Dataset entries

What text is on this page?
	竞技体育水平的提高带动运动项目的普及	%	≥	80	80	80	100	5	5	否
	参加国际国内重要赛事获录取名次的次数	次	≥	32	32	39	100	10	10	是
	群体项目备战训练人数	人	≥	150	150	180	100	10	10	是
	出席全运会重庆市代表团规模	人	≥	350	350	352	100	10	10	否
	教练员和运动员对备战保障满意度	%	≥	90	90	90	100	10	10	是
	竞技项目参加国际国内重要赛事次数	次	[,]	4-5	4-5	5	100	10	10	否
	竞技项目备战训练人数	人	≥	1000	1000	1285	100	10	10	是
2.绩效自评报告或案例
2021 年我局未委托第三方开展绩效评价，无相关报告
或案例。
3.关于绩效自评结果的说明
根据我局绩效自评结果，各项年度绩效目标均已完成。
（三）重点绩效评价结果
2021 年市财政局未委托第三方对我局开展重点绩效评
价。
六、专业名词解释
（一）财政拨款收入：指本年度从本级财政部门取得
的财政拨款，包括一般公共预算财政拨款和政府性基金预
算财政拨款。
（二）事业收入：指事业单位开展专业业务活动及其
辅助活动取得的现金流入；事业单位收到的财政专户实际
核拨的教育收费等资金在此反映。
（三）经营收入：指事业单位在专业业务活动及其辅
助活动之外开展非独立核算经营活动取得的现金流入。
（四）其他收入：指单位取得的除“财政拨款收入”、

WRITTEN INSTRUCTION
Whichever lines contain the string "财政拨款收入", select and copy them.

ANSWER TO THIS PROBLEM
（一）财政拨款收入：指本年度从本级财政部门取得
（四）其他收入：指单位取得的除“财政拨款收入”、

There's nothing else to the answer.